• What you will do:
Every line that holds the string "label" is to be identified and copied.
╔══
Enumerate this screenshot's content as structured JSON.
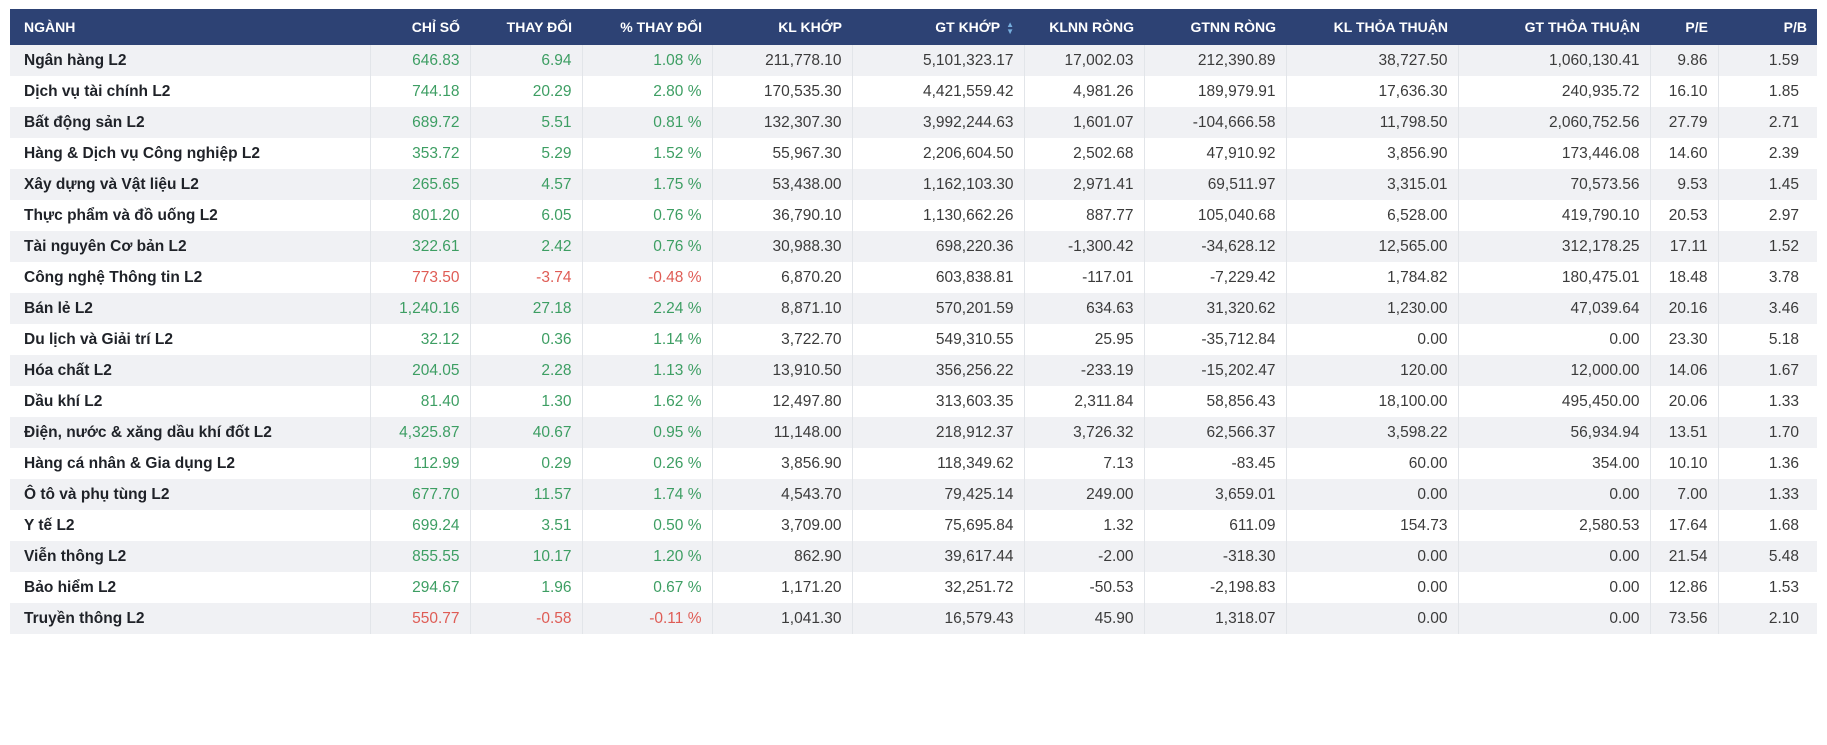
{
  "colors": {
    "header_bg": "#2d4274",
    "positive": "#3d9e63",
    "negative": "#df5c55",
    "row_alt": "#f0f1f4",
    "separator": "#e2e5e9",
    "sort_icon": "#76aede"
  },
  "sort_icon": {
    "name": "sort-arrows-icon",
    "up_glyph": "▲",
    "down_glyph": "▼"
  },
  "table": {
    "columns": [
      {
        "key": "nganh",
        "label": "NGÀNH",
        "align": "left",
        "sortable": false
      },
      {
        "key": "chi_so",
        "label": "CHỈ SỐ",
        "align": "right",
        "sortable": false
      },
      {
        "key": "thay_doi",
        "label": "THAY ĐỔI",
        "align": "right",
        "sortable": false
      },
      {
        "key": "pct_thay_doi",
        "label": "% THAY ĐỔI",
        "align": "right",
        "sortable": false
      },
      {
        "key": "kl_khop",
        "label": "KL KHỚP",
        "align": "right",
        "sortable": false
      },
      {
        "key": "gt_khop",
        "label": "GT KHỚP",
        "align": "right",
        "sortable": true
      },
      {
        "key": "klnn_rong",
        "label": "KLNN RÒNG",
        "align": "right",
        "sortable": false
      },
      {
        "key": "gtnn_rong",
        "label": "GTNN RÒNG",
        "align": "right",
        "sortable": false
      },
      {
        "key": "kl_thoa_thuan",
        "label": "KL THỎA THUẬN",
        "align": "right",
        "sortable": false
      },
      {
        "key": "gt_thoa_thuan",
        "label": "GT THỎA THUẬN",
        "align": "right",
        "sortable": false
      },
      {
        "key": "pe",
        "label": "P/E",
        "align": "right",
        "sortable": false
      },
      {
        "key": "pb",
        "label": "P/B",
        "align": "right",
        "sortable": false
      }
    ],
    "rows": [
      {
        "nganh": "Ngân hàng L2",
        "chi_so": "646.83",
        "thay_doi": "6.94",
        "pct_thay_doi": "1.08 %",
        "kl_khop": "211,778.10",
        "gt_khop": "5,101,323.17",
        "klnn_rong": "17,002.03",
        "gtnn_rong": "212,390.89",
        "kl_thoa_thuan": "38,727.50",
        "gt_thoa_thuan": "1,060,130.41",
        "pe": "9.86",
        "pb": "1.59",
        "trend": "up"
      },
      {
        "nganh": "Dịch vụ tài chính L2",
        "chi_so": "744.18",
        "thay_doi": "20.29",
        "pct_thay_doi": "2.80 %",
        "kl_khop": "170,535.30",
        "gt_khop": "4,421,559.42",
        "klnn_rong": "4,981.26",
        "gtnn_rong": "189,979.91",
        "kl_thoa_thuan": "17,636.30",
        "gt_thoa_thuan": "240,935.72",
        "pe": "16.10",
        "pb": "1.85",
        "trend": "up"
      },
      {
        "nganh": "Bất động sản L2",
        "chi_so": "689.72",
        "thay_doi": "5.51",
        "pct_thay_doi": "0.81 %",
        "kl_khop": "132,307.30",
        "gt_khop": "3,992,244.63",
        "klnn_rong": "1,601.07",
        "gtnn_rong": "-104,666.58",
        "kl_thoa_thuan": "11,798.50",
        "gt_thoa_thuan": "2,060,752.56",
        "pe": "27.79",
        "pb": "2.71",
        "trend": "up"
      },
      {
        "nganh": "Hàng & Dịch vụ Công nghiệp L2",
        "chi_so": "353.72",
        "thay_doi": "5.29",
        "pct_thay_doi": "1.52 %",
        "kl_khop": "55,967.30",
        "gt_khop": "2,206,604.50",
        "klnn_rong": "2,502.68",
        "gtnn_rong": "47,910.92",
        "kl_thoa_thuan": "3,856.90",
        "gt_thoa_thuan": "173,446.08",
        "pe": "14.60",
        "pb": "2.39",
        "trend": "up"
      },
      {
        "nganh": "Xây dựng và Vật liệu L2",
        "chi_so": "265.65",
        "thay_doi": "4.57",
        "pct_thay_doi": "1.75 %",
        "kl_khop": "53,438.00",
        "gt_khop": "1,162,103.30",
        "klnn_rong": "2,971.41",
        "gtnn_rong": "69,511.97",
        "kl_thoa_thuan": "3,315.01",
        "gt_thoa_thuan": "70,573.56",
        "pe": "9.53",
        "pb": "1.45",
        "trend": "up"
      },
      {
        "nganh": "Thực phẩm và đồ uống L2",
        "chi_so": "801.20",
        "thay_doi": "6.05",
        "pct_thay_doi": "0.76 %",
        "kl_khop": "36,790.10",
        "gt_khop": "1,130,662.26",
        "klnn_rong": "887.77",
        "gtnn_rong": "105,040.68",
        "kl_thoa_thuan": "6,528.00",
        "gt_thoa_thuan": "419,790.10",
        "pe": "20.53",
        "pb": "2.97",
        "trend": "up"
      },
      {
        "nganh": "Tài nguyên Cơ bản L2",
        "chi_so": "322.61",
        "thay_doi": "2.42",
        "pct_thay_doi": "0.76 %",
        "kl_khop": "30,988.30",
        "gt_khop": "698,220.36",
        "klnn_rong": "-1,300.42",
        "gtnn_rong": "-34,628.12",
        "kl_thoa_thuan": "12,565.00",
        "gt_thoa_thuan": "312,178.25",
        "pe": "17.11",
        "pb": "1.52",
        "trend": "up"
      },
      {
        "nganh": "Công nghệ Thông tin L2",
        "chi_so": "773.50",
        "thay_doi": "-3.74",
        "pct_thay_doi": "-0.48 %",
        "kl_khop": "6,870.20",
        "gt_khop": "603,838.81",
        "klnn_rong": "-117.01",
        "gtnn_rong": "-7,229.42",
        "kl_thoa_thuan": "1,784.82",
        "gt_thoa_thuan": "180,475.01",
        "pe": "18.48",
        "pb": "3.78",
        "trend": "down"
      },
      {
        "nganh": "Bán lẻ L2",
        "chi_so": "1,240.16",
        "thay_doi": "27.18",
        "pct_thay_doi": "2.24 %",
        "kl_khop": "8,871.10",
        "gt_khop": "570,201.59",
        "klnn_rong": "634.63",
        "gtnn_rong": "31,320.62",
        "kl_thoa_thuan": "1,230.00",
        "gt_thoa_thuan": "47,039.64",
        "pe": "20.16",
        "pb": "3.46",
        "trend": "up"
      },
      {
        "nganh": "Du lịch và Giải trí L2",
        "chi_so": "32.12",
        "thay_doi": "0.36",
        "pct_thay_doi": "1.14 %",
        "kl_khop": "3,722.70",
        "gt_khop": "549,310.55",
        "klnn_rong": "25.95",
        "gtnn_rong": "-35,712.84",
        "kl_thoa_thuan": "0.00",
        "gt_thoa_thuan": "0.00",
        "pe": "23.30",
        "pb": "5.18",
        "trend": "up"
      },
      {
        "nganh": "Hóa chất L2",
        "chi_so": "204.05",
        "thay_doi": "2.28",
        "pct_thay_doi": "1.13 %",
        "kl_khop": "13,910.50",
        "gt_khop": "356,256.22",
        "klnn_rong": "-233.19",
        "gtnn_rong": "-15,202.47",
        "kl_thoa_thuan": "120.00",
        "gt_thoa_thuan": "12,000.00",
        "pe": "14.06",
        "pb": "1.67",
        "trend": "up"
      },
      {
        "nganh": "Dầu khí L2",
        "chi_so": "81.40",
        "thay_doi": "1.30",
        "pct_thay_doi": "1.62 %",
        "kl_khop": "12,497.80",
        "gt_khop": "313,603.35",
        "klnn_rong": "2,311.84",
        "gtnn_rong": "58,856.43",
        "kl_thoa_thuan": "18,100.00",
        "gt_thoa_thuan": "495,450.00",
        "pe": "20.06",
        "pb": "1.33",
        "trend": "up"
      },
      {
        "nganh": "Điện, nước & xăng dầu khí đốt L2",
        "chi_so": "4,325.87",
        "thay_doi": "40.67",
        "pct_thay_doi": "0.95 %",
        "kl_khop": "11,148.00",
        "gt_khop": "218,912.37",
        "klnn_rong": "3,726.32",
        "gtnn_rong": "62,566.37",
        "kl_thoa_thuan": "3,598.22",
        "gt_thoa_thuan": "56,934.94",
        "pe": "13.51",
        "pb": "1.70",
        "trend": "up"
      },
      {
        "nganh": "Hàng cá nhân & Gia dụng L2",
        "chi_so": "112.99",
        "thay_doi": "0.29",
        "pct_thay_doi": "0.26 %",
        "kl_khop": "3,856.90",
        "gt_khop": "118,349.62",
        "klnn_rong": "7.13",
        "gtnn_rong": "-83.45",
        "kl_thoa_thuan": "60.00",
        "gt_thoa_thuan": "354.00",
        "pe": "10.10",
        "pb": "1.36",
        "trend": "up"
      },
      {
        "nganh": "Ô tô và phụ tùng L2",
        "chi_so": "677.70",
        "thay_doi": "11.57",
        "pct_thay_doi": "1.74 %",
        "kl_khop": "4,543.70",
        "gt_khop": "79,425.14",
        "klnn_rong": "249.00",
        "gtnn_rong": "3,659.01",
        "kl_thoa_thuan": "0.00",
        "gt_thoa_thuan": "0.00",
        "pe": "7.00",
        "pb": "1.33",
        "trend": "up"
      },
      {
        "nganh": "Y tế L2",
        "chi_so": "699.24",
        "thay_doi": "3.51",
        "pct_thay_doi": "0.50 %",
        "kl_khop": "3,709.00",
        "gt_khop": "75,695.84",
        "klnn_rong": "1.32",
        "gtnn_rong": "611.09",
        "kl_thoa_thuan": "154.73",
        "gt_thoa_thuan": "2,580.53",
        "pe": "17.64",
        "pb": "1.68",
        "trend": "up"
      },
      {
        "nganh": "Viễn thông L2",
        "chi_so": "855.55",
        "thay_doi": "10.17",
        "pct_thay_doi": "1.20 %",
        "kl_khop": "862.90",
        "gt_khop": "39,617.44",
        "klnn_rong": "-2.00",
        "gtnn_rong": "-318.30",
        "kl_thoa_thuan": "0.00",
        "gt_thoa_thuan": "0.00",
        "pe": "21.54",
        "pb": "5.48",
        "trend": "up"
      },
      {
        "nganh": "Bảo hiểm L2",
        "chi_so": "294.67",
        "thay_doi": "1.96",
        "pct_thay_doi": "0.67 %",
        "kl_khop": "1,171.20",
        "gt_khop": "32,251.72",
        "klnn_rong": "-50.53",
        "gtnn_rong": "-2,198.83",
        "kl_thoa_thuan": "0.00",
        "gt_thoa_thuan": "0.00",
        "pe": "12.86",
        "pb": "1.53",
        "trend": "up"
      },
      {
        "nganh": "Truyền thông L2",
        "chi_so": "550.77",
        "thay_doi": "-0.58",
        "pct_thay_doi": "-0.11 %",
        "kl_khop": "1,041.30",
        "gt_khop": "16,579.43",
        "klnn_rong": "45.90",
        "gtnn_rong": "1,318.07",
        "kl_thoa_thuan": "0.00",
        "gt_thoa_thuan": "0.00",
        "pe": "73.56",
        "pb": "2.10",
        "trend": "down"
      }
    ]
  }
}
╚══
• Written reply:
        "label": "NGÀNH",
        "label": "CHỈ SỐ",
        "label": "THAY ĐỔI",
        "label": "% THAY ĐỔI",
        "label": "KL KHỚP",
        "label": "GT KHỚP",
        "label": "KLNN RÒNG",
        "label": "GTNN RÒNG",
        "label": "KL THỎA THUẬN",
        "label": "GT THỎA THUẬN",
        "label": "P/E",
        "label": "P/B",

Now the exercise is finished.